*Goal*
Copy out the listing that follows, exactly, without its pictures.

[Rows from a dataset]
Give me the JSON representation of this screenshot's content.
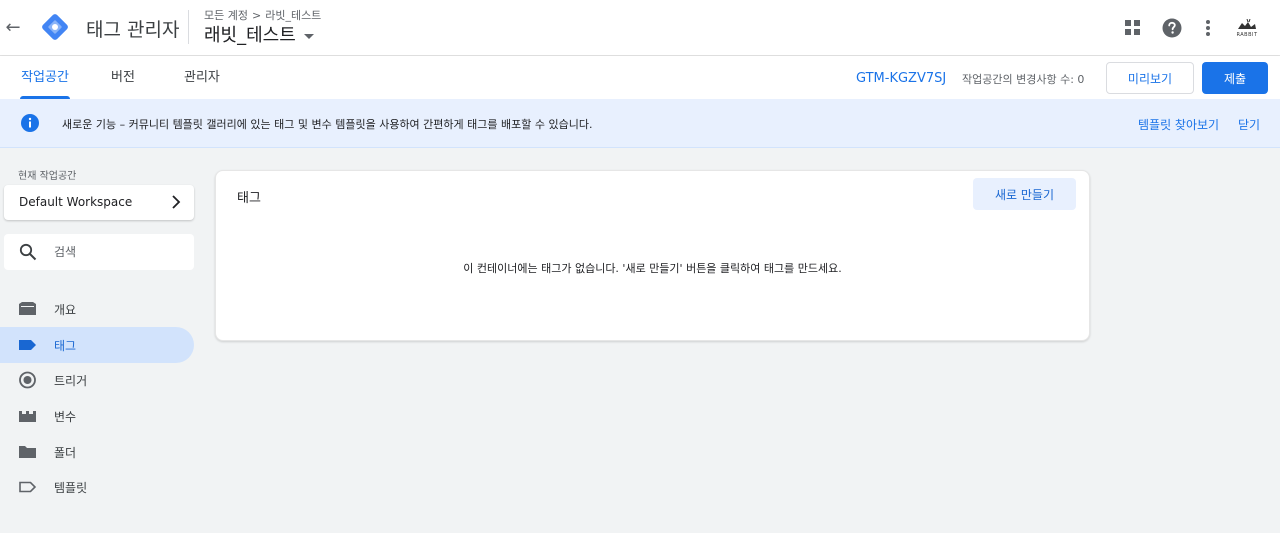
{
  "header": {
    "app_title": "태그 관리자",
    "breadcrumb": [
      "모든 계정",
      "라빗_테스트"
    ],
    "breadcrumb_sep": ">",
    "container_name": "래빗_테스트",
    "avatar_text": "RABBIT"
  },
  "subnav": {
    "tabs": [
      {
        "label": "작업공간",
        "active": true
      },
      {
        "label": "버전",
        "active": false
      },
      {
        "label": "관리자",
        "active": false
      }
    ],
    "container_id": "GTM-KGZV7SJ",
    "changes_text": "작업공간의 변경사항 수: 0",
    "preview_label": "미리보기",
    "submit_label": "제출"
  },
  "banner": {
    "text": "새로운 기능 – 커뮤니티 템플릿 갤러리에 있는 태그 및 변수 템플릿을 사용하여 간편하게 태그를 배포할 수 있습니다.",
    "template_link": "템플릿 찾아보기",
    "close_link": "닫기"
  },
  "sidebar": {
    "workspace_label": "현재 작업공간",
    "workspace_name": "Default Workspace",
    "search_placeholder": "검색",
    "items": [
      {
        "label": "개요",
        "icon": "briefcase-icon"
      },
      {
        "label": "태그",
        "icon": "tag-icon",
        "active": true
      },
      {
        "label": "트리거",
        "icon": "trigger-icon"
      },
      {
        "label": "변수",
        "icon": "variable-icon"
      },
      {
        "label": "폴더",
        "icon": "folder-icon"
      },
      {
        "label": "템플릿",
        "icon": "template-icon"
      }
    ]
  },
  "main": {
    "card_title": "태그",
    "new_button": "새로 만들기",
    "empty_message": "이 컨테이너에는 태그가 없습니다. '새로 만들기' 버튼을 클릭하여 태그를 만드세요."
  },
  "colors": {
    "accent": "#1a73e8",
    "active_bg": "#d2e3fc",
    "banner_bg": "#e8f0fe",
    "page_bg": "#f1f3f4"
  }
}
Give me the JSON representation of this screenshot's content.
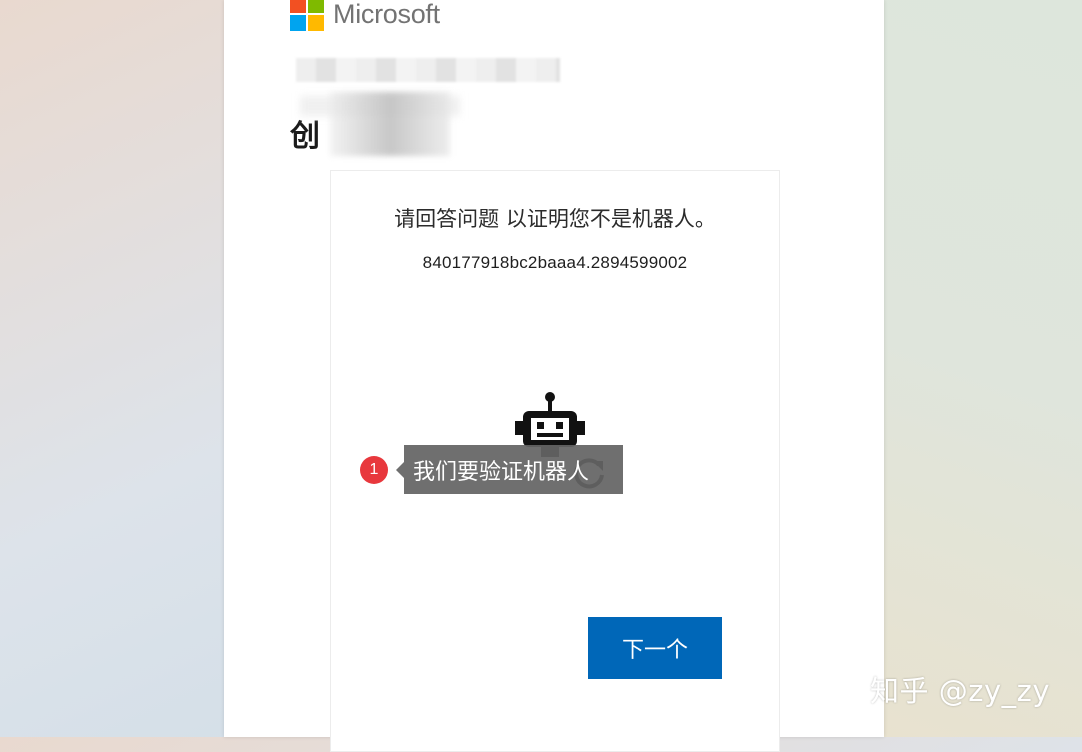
{
  "brand": {
    "name": "Microsoft",
    "logo_colors": [
      "#f25022",
      "#7fba00",
      "#00a4ef",
      "#ffb900"
    ]
  },
  "header": {
    "heading_visible": "创"
  },
  "puzzle": {
    "prompt": "请回答问题 以证明您不是机器人。",
    "session_id": "840177918bc2baaa4.2894599002",
    "robot_icon": "robot-icon",
    "refresh_icon": "refresh-icon"
  },
  "buttons": {
    "next_label": "下一个",
    "next_color": "#0067b8"
  },
  "annotation": {
    "step_number": "1",
    "tooltip": "我们要验证机器人",
    "badge_color": "#e8383d"
  },
  "watermark": "知乎 @zy_zy"
}
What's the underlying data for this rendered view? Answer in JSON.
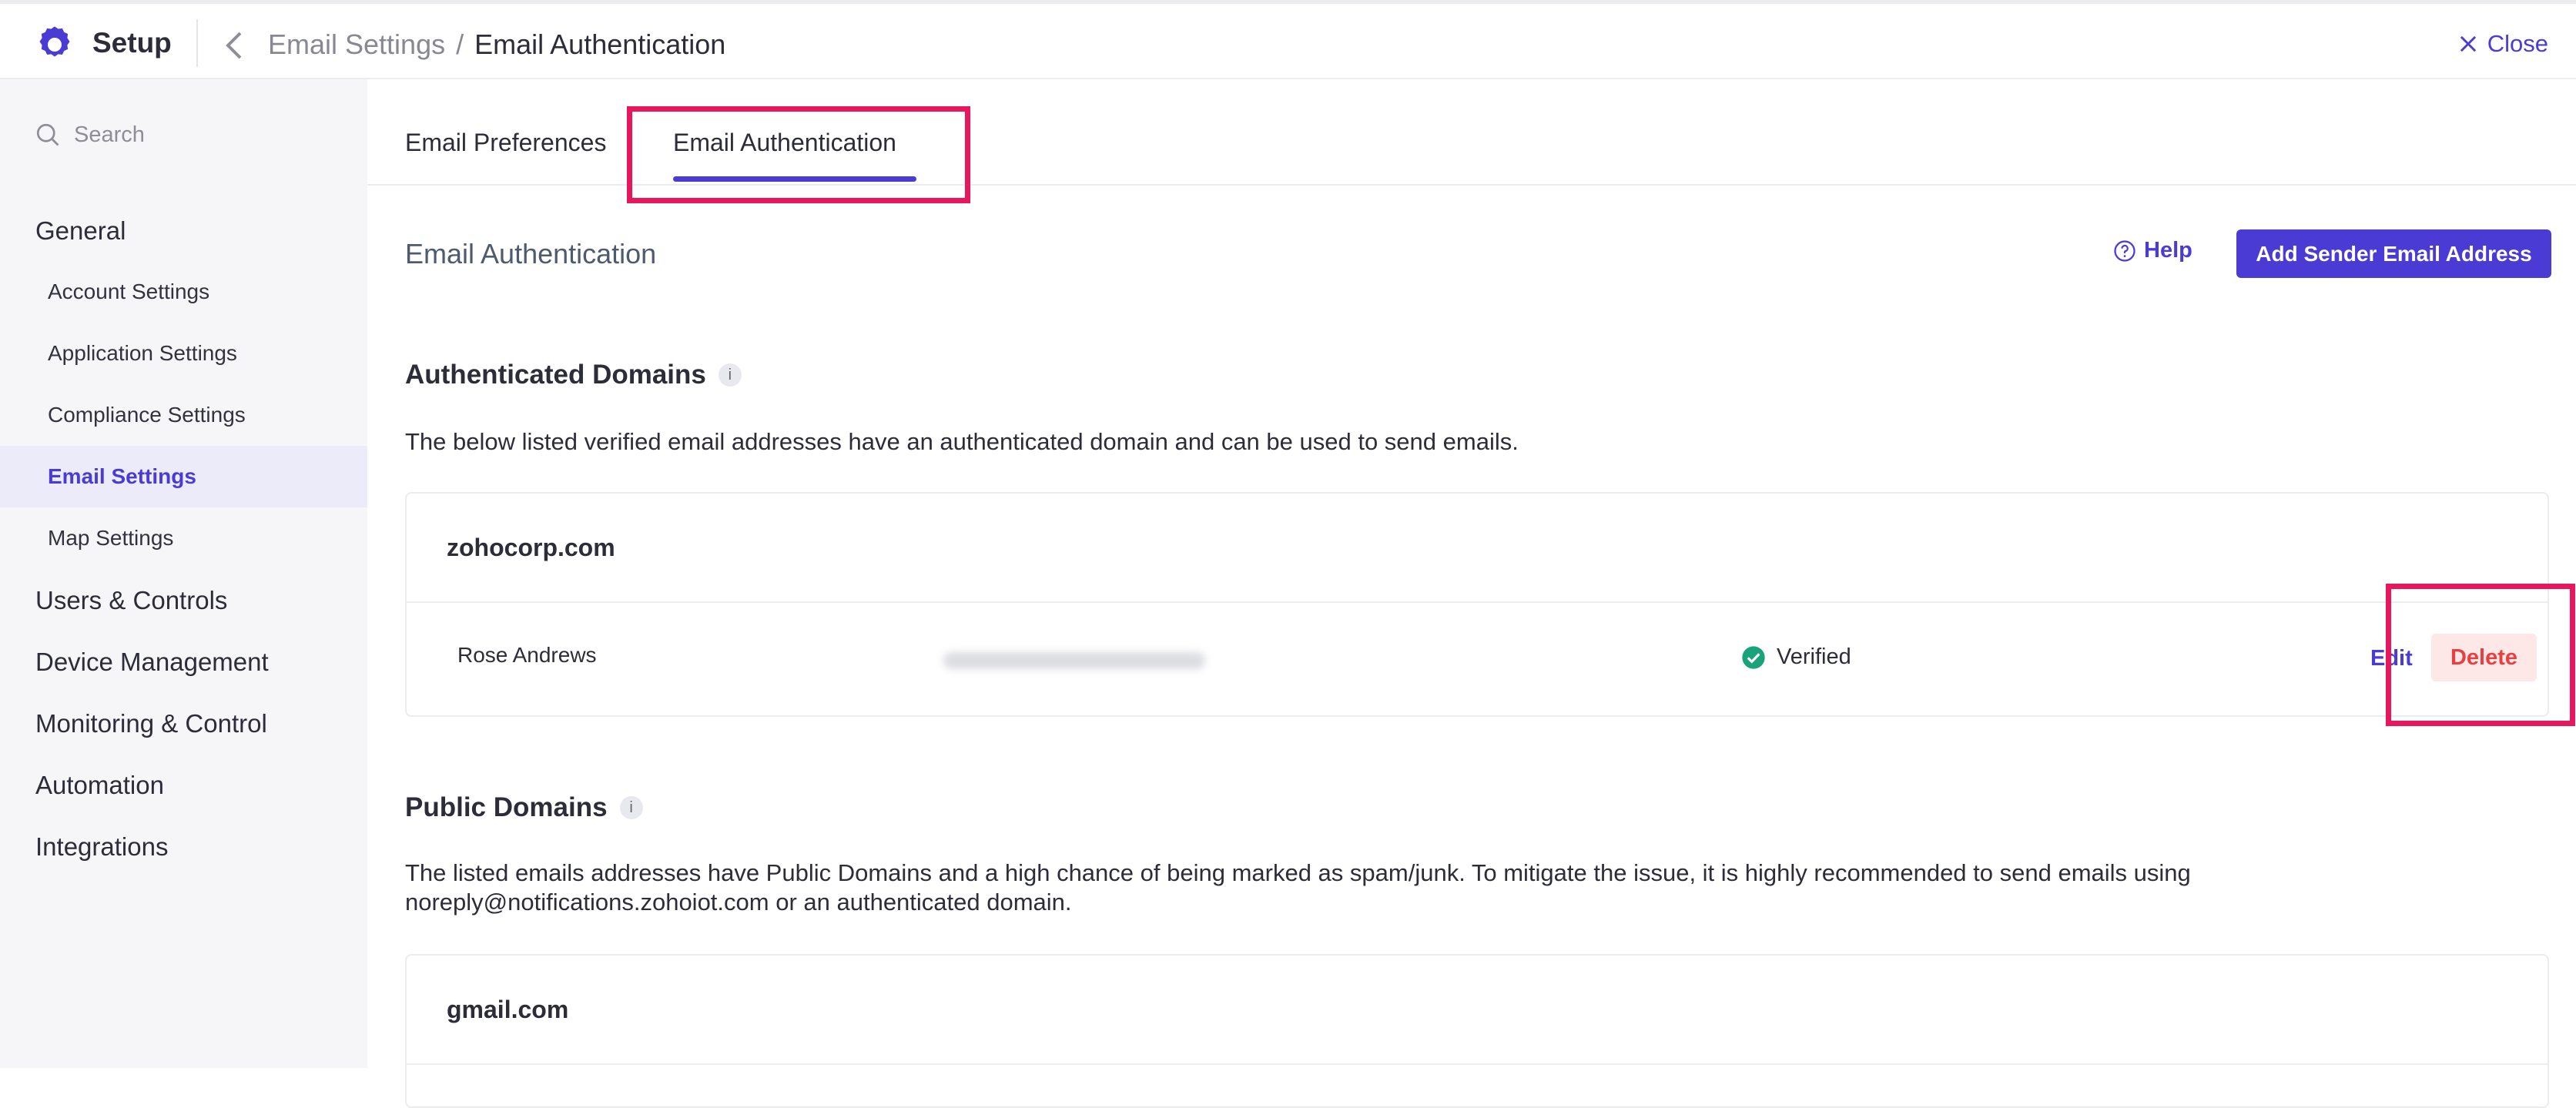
{
  "header": {
    "app_title": "Setup",
    "breadcrumb_parent": "Email Settings",
    "breadcrumb_separator": "/",
    "breadcrumb_current": "Email Authentication",
    "close_label": "Close"
  },
  "sidebar": {
    "search_placeholder": "Search",
    "general": "General",
    "items": [
      {
        "label": "Account Settings"
      },
      {
        "label": "Application Settings"
      },
      {
        "label": "Compliance Settings"
      },
      {
        "label": "Email Settings"
      },
      {
        "label": "Map Settings"
      }
    ],
    "groups": [
      {
        "label": "Users & Controls"
      },
      {
        "label": "Device Management"
      },
      {
        "label": "Monitoring & Control"
      },
      {
        "label": "Automation"
      },
      {
        "label": "Integrations"
      }
    ]
  },
  "tabs": [
    {
      "label": "Email Preferences"
    },
    {
      "label": "Email Authentication"
    }
  ],
  "main": {
    "section_title": "Email Authentication",
    "help_label": "Help",
    "add_button": "Add Sender Email Address",
    "authenticated": {
      "title": "Authenticated Domains",
      "description": "The below listed verified email addresses have an authenticated domain and can be used to send emails.",
      "domain": "zohocorp.com",
      "row": {
        "name": "Rose Andrews",
        "status": "Verified",
        "edit": "Edit",
        "delete": "Delete"
      }
    },
    "public": {
      "title": "Public Domains",
      "description_line1": "The listed emails addresses have Public Domains and a high chance of being marked as spam/junk. To mitigate the issue, it is highly recommended to send emails using",
      "description_line2": "noreply@notifications.zohoiot.com or an authenticated domain.",
      "domain": "gmail.com"
    }
  },
  "colors": {
    "accent": "#4a3bd4",
    "highlight": "#e8175d",
    "verified": "#1aa37a",
    "delete_bg": "#fde7e7",
    "delete_text": "#e84040"
  }
}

*Complete answer*
Give me the JSON representation of this screenshot's content.
{
  "header": {
    "app_title": "태그 관리자",
    "breadcrumb": [
      "모든 계정",
      "라빗_테스트"
    ],
    "breadcrumb_sep": ">",
    "container_name": "래빗_테스트",
    "avatar_text": "RABBIT"
  },
  "subnav": {
    "tabs": [
      {
        "label": "작업공간",
        "active": true
      },
      {
        "label": "버전",
        "active": false
      },
      {
        "label": "관리자",
        "active": false
      }
    ],
    "container_id": "GTM-KGZV7SJ",
    "changes_text": "작업공간의 변경사항 수: 0",
    "preview_label": "미리보기",
    "submit_label": "제출"
  },
  "banner": {
    "text": "새로운 기능 – 커뮤니티 템플릿 갤러리에 있는 태그 및 변수 템플릿을 사용하여 간편하게 태그를 배포할 수 있습니다.",
    "template_link": "템플릿 찾아보기",
    "close_link": "닫기"
  },
  "sidebar": {
    "workspace_label": "현재 작업공간",
    "workspace_name": "Default Workspace",
    "search_placeholder": "검색",
    "items": [
      {
        "label": "개요",
        "icon": "briefcase-icon"
      },
      {
        "label": "태그",
        "icon": "tag-icon",
        "active": true
      },
      {
        "label": "트리거",
        "icon": "trigger-icon"
      },
      {
        "label": "변수",
        "icon": "variable-icon"
      },
      {
        "label": "폴더",
        "icon": "folder-icon"
      },
      {
        "label": "템플릿",
        "icon": "template-icon"
      }
    ]
  },
  "main": {
    "card_title": "태그",
    "new_button": "새로 만들기",
    "empty_message": "이 컨테이너에는 태그가 없습니다. '새로 만들기' 버튼을 클릭하여 태그를 만드세요."
  },
  "colors": {
    "accent": "#1a73e8",
    "active_bg": "#d2e3fc",
    "banner_bg": "#e8f0fe",
    "page_bg": "#f1f3f4"
  }
}
Give me the JSON representation of this screenshot's content.
{
  "brand": {
    "name": "Microsoft",
    "logo_colors": [
      "#f25022",
      "#7fba00",
      "#00a4ef",
      "#ffb900"
    ]
  },
  "header": {
    "heading_visible": "创"
  },
  "puzzle": {
    "prompt": "请回答问题 以证明您不是机器人。",
    "session_id": "840177918bc2baaa4.2894599002",
    "robot_icon": "robot-icon",
    "refresh_icon": "refresh-icon"
  },
  "buttons": {
    "next_label": "下一个",
    "next_color": "#0067b8"
  },
  "annotation": {
    "step_number": "1",
    "tooltip": "我们要验证机器人",
    "badge_color": "#e8383d"
  },
  "watermark": "知乎 @zy_zy"
}
What's the underlying data for this rendered view? Answer in JSON.
{
  "header": {
    "app_title": "Setup",
    "breadcrumb_parent": "Email Settings",
    "breadcrumb_separator": "/",
    "breadcrumb_current": "Email Authentication",
    "close_label": "Close"
  },
  "sidebar": {
    "search_placeholder": "Search",
    "general": "General",
    "items": [
      {
        "label": "Account Settings"
      },
      {
        "label": "Application Settings"
      },
      {
        "label": "Compliance Settings"
      },
      {
        "label": "Email Settings"
      },
      {
        "label": "Map Settings"
      }
    ],
    "groups": [
      {
        "label": "Users & Controls"
      },
      {
        "label": "Device Management"
      },
      {
        "label": "Monitoring & Control"
      },
      {
        "label": "Automation"
      },
      {
        "label": "Integrations"
      }
    ]
  },
  "tabs": [
    {
      "label": "Email Preferences"
    },
    {
      "label": "Email Authentication"
    }
  ],
  "main": {
    "section_title": "Email Authentication",
    "help_label": "Help",
    "add_button": "Add Sender Email Address",
    "authenticated": {
      "title": "Authenticated Domains",
      "description": "The below listed verified email addresses have an authenticated domain and can be used to send emails.",
      "domain": "zohocorp.com",
      "row": {
        "name": "Rose Andrews",
        "status": "Verified",
        "edit": "Edit",
        "delete": "Delete"
      }
    },
    "public": {
      "title": "Public Domains",
      "description_line1": "The listed emails addresses have Public Domains and a high chance of being marked as spam/junk. To mitigate the issue, it is highly recommended to send emails using",
      "description_line2": "noreply@notifications.zohoiot.com or an authenticated domain.",
      "domain": "gmail.com"
    }
  },
  "colors": {
    "accent": "#4a3bd4",
    "highlight": "#e8175d",
    "verified": "#1aa37a",
    "delete_bg": "#fde7e7",
    "delete_text": "#e84040"
  }
}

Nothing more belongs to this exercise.